--- START OF Given records ---
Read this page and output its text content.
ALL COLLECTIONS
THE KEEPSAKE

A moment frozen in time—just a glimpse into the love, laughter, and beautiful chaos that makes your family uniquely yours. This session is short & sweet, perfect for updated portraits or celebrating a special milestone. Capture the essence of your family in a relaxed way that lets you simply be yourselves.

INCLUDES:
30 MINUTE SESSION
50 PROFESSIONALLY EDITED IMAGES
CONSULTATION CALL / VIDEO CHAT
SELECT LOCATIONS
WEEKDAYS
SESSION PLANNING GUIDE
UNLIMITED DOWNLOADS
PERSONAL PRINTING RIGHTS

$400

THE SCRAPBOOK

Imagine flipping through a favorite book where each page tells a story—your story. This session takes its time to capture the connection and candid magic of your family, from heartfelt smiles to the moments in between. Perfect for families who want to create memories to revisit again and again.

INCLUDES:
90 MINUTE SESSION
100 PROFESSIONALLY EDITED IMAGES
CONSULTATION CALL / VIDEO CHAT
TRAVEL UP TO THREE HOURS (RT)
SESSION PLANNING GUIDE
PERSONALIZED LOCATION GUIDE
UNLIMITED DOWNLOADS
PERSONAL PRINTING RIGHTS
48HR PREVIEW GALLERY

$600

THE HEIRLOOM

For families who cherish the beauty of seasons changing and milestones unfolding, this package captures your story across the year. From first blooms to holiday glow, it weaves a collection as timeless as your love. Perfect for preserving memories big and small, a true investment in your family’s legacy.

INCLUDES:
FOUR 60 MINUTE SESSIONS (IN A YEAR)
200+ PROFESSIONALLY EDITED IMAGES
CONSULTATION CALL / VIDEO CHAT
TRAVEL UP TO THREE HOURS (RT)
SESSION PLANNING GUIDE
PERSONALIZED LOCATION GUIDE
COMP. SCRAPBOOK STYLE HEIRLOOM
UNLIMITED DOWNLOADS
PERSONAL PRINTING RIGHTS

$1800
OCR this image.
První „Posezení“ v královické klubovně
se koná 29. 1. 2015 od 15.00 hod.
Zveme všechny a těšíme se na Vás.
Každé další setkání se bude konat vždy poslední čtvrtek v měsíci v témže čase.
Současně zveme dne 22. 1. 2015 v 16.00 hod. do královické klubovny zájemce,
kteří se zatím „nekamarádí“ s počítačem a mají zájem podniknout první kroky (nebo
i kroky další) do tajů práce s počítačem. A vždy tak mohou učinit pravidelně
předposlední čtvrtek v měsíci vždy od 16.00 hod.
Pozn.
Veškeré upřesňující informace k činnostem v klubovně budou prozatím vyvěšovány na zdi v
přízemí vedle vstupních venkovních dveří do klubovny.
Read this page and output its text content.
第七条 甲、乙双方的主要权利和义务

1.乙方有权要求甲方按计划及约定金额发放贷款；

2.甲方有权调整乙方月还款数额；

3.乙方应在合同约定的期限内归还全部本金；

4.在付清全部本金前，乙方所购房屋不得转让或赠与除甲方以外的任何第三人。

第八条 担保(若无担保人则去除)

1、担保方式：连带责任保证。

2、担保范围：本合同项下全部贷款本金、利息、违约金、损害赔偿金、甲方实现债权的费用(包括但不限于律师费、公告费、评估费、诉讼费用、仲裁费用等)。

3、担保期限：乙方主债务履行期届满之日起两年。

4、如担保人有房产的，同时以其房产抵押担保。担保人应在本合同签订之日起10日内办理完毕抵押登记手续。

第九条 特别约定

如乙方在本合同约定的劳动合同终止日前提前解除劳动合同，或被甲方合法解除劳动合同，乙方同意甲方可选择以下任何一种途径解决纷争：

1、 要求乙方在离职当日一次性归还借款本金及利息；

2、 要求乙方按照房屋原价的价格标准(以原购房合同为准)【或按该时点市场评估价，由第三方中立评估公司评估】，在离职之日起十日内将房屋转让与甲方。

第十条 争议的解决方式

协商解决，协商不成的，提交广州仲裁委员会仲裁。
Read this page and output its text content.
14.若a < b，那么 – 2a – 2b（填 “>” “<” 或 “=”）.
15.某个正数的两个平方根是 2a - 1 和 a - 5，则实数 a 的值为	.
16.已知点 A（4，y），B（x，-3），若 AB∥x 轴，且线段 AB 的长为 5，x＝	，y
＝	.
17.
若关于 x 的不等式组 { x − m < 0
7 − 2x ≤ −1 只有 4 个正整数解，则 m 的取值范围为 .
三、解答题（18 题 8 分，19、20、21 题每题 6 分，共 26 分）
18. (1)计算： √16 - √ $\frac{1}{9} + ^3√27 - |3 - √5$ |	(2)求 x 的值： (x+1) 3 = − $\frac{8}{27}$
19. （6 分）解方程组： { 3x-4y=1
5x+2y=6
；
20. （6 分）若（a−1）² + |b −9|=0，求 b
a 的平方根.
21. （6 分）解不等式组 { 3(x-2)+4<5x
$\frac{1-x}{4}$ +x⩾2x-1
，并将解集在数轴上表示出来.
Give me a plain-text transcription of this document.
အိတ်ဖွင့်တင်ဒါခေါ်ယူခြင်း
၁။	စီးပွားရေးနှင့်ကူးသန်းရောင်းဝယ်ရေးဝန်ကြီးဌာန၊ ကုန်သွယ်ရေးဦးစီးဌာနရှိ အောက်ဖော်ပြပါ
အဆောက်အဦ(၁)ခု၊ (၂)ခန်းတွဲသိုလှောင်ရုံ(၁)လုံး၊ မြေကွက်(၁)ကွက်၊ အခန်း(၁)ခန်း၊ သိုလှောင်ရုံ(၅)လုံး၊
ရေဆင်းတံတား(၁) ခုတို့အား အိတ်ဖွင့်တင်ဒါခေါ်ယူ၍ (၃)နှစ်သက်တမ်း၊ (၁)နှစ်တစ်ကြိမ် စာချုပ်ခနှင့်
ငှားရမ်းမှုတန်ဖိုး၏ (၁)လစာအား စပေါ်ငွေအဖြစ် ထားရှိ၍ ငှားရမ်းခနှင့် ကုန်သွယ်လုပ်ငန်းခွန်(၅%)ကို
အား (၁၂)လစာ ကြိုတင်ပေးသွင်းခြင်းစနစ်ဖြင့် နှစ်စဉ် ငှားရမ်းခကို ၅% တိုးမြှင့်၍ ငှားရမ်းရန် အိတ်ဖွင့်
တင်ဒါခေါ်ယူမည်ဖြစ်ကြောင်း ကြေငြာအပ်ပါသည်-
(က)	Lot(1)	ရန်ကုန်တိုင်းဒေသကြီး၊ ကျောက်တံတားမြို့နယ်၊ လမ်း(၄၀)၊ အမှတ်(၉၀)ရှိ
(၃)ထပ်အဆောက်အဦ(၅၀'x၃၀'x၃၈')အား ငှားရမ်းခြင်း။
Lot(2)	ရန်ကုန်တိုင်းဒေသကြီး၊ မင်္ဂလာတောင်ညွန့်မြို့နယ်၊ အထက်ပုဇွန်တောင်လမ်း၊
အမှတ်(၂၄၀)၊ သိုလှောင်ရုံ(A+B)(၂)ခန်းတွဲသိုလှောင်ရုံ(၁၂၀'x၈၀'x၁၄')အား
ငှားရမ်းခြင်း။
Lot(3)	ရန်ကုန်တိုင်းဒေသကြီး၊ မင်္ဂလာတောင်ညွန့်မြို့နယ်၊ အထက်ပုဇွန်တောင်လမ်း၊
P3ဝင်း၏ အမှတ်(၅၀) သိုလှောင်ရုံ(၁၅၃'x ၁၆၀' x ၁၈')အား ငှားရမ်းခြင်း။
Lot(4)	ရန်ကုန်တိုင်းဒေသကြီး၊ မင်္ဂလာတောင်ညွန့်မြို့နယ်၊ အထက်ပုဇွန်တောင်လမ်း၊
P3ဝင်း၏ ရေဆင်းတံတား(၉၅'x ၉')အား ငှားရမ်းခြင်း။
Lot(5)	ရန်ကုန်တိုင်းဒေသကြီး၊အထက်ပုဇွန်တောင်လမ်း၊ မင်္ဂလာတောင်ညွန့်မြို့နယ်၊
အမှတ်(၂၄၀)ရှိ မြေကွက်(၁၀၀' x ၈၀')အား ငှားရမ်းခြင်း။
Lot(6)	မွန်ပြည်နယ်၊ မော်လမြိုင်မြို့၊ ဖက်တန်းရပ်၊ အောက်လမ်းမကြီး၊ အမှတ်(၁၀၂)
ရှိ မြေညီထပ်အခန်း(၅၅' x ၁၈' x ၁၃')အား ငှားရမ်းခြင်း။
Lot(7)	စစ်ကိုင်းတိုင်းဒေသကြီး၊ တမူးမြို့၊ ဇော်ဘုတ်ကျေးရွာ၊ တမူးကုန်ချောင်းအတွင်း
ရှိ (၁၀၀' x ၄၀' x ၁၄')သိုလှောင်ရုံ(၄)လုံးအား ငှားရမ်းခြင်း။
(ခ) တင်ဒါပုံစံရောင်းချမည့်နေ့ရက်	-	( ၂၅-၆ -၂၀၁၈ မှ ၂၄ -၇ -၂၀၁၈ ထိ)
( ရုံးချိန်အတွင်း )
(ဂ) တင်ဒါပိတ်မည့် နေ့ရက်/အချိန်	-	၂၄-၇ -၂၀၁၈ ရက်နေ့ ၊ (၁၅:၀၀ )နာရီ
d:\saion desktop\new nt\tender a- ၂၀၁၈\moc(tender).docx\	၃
--- END OF Given records ---
Given problem: Your task is to gather all lines from the entries above that hold the word "EDITED".

Task solution:
50 PROFESSIONALLY EDITED IMAGES
100 PROFESSIONALLY EDITED IMAGES
200+ PROFESSIONALLY EDITED IMAGES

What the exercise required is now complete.